The request: All of the records below need to be copied exactly.

== == ==

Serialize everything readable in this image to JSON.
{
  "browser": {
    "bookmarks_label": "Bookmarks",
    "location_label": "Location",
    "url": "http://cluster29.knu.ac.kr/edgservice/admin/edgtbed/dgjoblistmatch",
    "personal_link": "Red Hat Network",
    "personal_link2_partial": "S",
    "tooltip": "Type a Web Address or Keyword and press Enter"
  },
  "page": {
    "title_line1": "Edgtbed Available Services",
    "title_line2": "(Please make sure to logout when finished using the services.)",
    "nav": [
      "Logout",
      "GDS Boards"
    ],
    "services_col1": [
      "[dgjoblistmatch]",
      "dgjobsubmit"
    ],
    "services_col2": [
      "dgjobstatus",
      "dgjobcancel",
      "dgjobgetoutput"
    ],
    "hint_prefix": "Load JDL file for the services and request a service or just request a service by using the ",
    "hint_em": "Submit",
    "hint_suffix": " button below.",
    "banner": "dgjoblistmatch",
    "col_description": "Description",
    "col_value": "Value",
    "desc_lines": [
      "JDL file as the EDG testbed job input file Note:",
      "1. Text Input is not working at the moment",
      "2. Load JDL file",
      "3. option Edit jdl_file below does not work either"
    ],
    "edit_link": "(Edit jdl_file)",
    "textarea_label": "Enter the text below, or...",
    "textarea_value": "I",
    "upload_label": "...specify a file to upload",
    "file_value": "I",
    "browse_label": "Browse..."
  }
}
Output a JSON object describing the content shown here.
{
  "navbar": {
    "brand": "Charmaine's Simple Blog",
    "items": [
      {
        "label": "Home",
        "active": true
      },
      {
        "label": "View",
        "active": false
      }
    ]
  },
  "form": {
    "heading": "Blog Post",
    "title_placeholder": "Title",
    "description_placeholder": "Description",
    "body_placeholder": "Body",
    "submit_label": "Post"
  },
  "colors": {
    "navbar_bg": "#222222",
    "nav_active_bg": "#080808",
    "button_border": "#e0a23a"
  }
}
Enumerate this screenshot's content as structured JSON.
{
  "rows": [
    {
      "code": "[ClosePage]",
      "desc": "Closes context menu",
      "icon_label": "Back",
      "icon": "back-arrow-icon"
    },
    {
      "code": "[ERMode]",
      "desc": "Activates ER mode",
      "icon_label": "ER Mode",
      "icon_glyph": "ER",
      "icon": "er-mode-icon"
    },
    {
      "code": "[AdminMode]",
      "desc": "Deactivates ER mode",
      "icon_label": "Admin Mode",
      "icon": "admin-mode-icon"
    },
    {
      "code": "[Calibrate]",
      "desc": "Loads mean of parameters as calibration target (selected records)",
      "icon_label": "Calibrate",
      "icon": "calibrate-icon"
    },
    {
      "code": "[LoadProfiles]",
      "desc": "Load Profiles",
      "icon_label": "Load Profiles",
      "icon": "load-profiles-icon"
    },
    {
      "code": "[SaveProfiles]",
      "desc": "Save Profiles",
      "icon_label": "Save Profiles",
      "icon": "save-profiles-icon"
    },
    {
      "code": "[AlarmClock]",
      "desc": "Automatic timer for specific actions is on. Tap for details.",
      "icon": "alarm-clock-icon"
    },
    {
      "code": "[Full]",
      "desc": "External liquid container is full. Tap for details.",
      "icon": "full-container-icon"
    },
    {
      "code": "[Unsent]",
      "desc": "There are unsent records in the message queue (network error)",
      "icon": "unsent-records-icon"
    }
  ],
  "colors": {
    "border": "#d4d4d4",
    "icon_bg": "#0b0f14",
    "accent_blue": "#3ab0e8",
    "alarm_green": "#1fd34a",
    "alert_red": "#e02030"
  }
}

== == ==

Reply to the task:
Serialize everything readable in this image to JSON.
{
  "browser": {
    "bookmarks_label": "Bookmarks",
    "location_label": "Location",
    "url": "http://cluster29.knu.ac.kr/edgservice/admin/edgtbed/dgjoblistmatch",
    "personal_link": "Red Hat Network",
    "personal_link2_partial": "S",
    "tooltip": "Type a Web Address or Keyword and press Enter"
  },
  "page": {
    "title_line1": "Edgtbed Available Services",
    "title_line2": "(Please make sure to logout when finished using the services.)",
    "nav": [
      "Logout",
      "GDS Boards"
    ],
    "services_col1": [
      "[dgjoblistmatch]",
      "dgjobsubmit"
    ],
    "services_col2": [
      "dgjobstatus",
      "dgjobcancel",
      "dgjobgetoutput"
    ],
    "hint_prefix": "Load JDL file for the services and request a service or just request a service by using the ",
    "hint_em": "Submit",
    "hint_suffix": " button below.",
    "banner": "dgjoblistmatch",
    "col_description": "Description",
    "col_value": "Value",
    "desc_lines": [
      "JDL file as the EDG testbed job input file Note:",
      "1. Text Input is not working at the moment",
      "2. Load JDL file",
      "3. option Edit jdl_file below does not work either"
    ],
    "edit_link": "(Edit jdl_file)",
    "textarea_label": "Enter the text below, or...",
    "textarea_value": "I",
    "upload_label": "...specify a file to upload",
    "file_value": "I",
    "browse_label": "Browse..."
  }
}
Output a JSON object describing the content shown here.
{
  "navbar": {
    "brand": "Charmaine's Simple Blog",
    "items": [
      {
        "label": "Home",
        "active": true
      },
      {
        "label": "View",
        "active": false
      }
    ]
  },
  "form": {
    "heading": "Blog Post",
    "title_placeholder": "Title",
    "description_placeholder": "Description",
    "body_placeholder": "Body",
    "submit_label": "Post"
  },
  "colors": {
    "navbar_bg": "#222222",
    "nav_active_bg": "#080808",
    "button_border": "#e0a23a"
  }
}
Enumerate this screenshot's content as structured JSON.
{
  "rows": [
    {
      "code": "[ClosePage]",
      "desc": "Closes context menu",
      "icon_label": "Back",
      "icon": "back-arrow-icon"
    },
    {
      "code": "[ERMode]",
      "desc": "Activates ER mode",
      "icon_label": "ER Mode",
      "icon_glyph": "ER",
      "icon": "er-mode-icon"
    },
    {
      "code": "[AdminMode]",
      "desc": "Deactivates ER mode",
      "icon_label": "Admin Mode",
      "icon": "admin-mode-icon"
    },
    {
      "code": "[Calibrate]",
      "desc": "Loads mean of parameters as calibration target (selected records)",
      "icon_label": "Calibrate",
      "icon": "calibrate-icon"
    },
    {
      "code": "[LoadProfiles]",
      "desc": "Load Profiles",
      "icon_label": "Load Profiles",
      "icon": "load-profiles-icon"
    },
    {
      "code": "[SaveProfiles]",
      "desc": "Save Profiles",
      "icon_label": "Save Profiles",
      "icon": "save-profiles-icon"
    },
    {
      "code": "[AlarmClock]",
      "desc": "Automatic timer for specific actions is on. Tap for details.",
      "icon": "alarm-clock-icon"
    },
    {
      "code": "[Full]",
      "desc": "External liquid container is full. Tap for details.",
      "icon": "full-container-icon"
    },
    {
      "code": "[Unsent]",
      "desc": "There are unsent records in the message queue (network error)",
      "icon": "unsent-records-icon"
    }
  ],
  "colors": {
    "border": "#d4d4d4",
    "icon_bg": "#0b0f14",
    "accent_blue": "#3ab0e8",
    "alarm_green": "#1fd34a",
    "alert_red": "#e02030"
  }
}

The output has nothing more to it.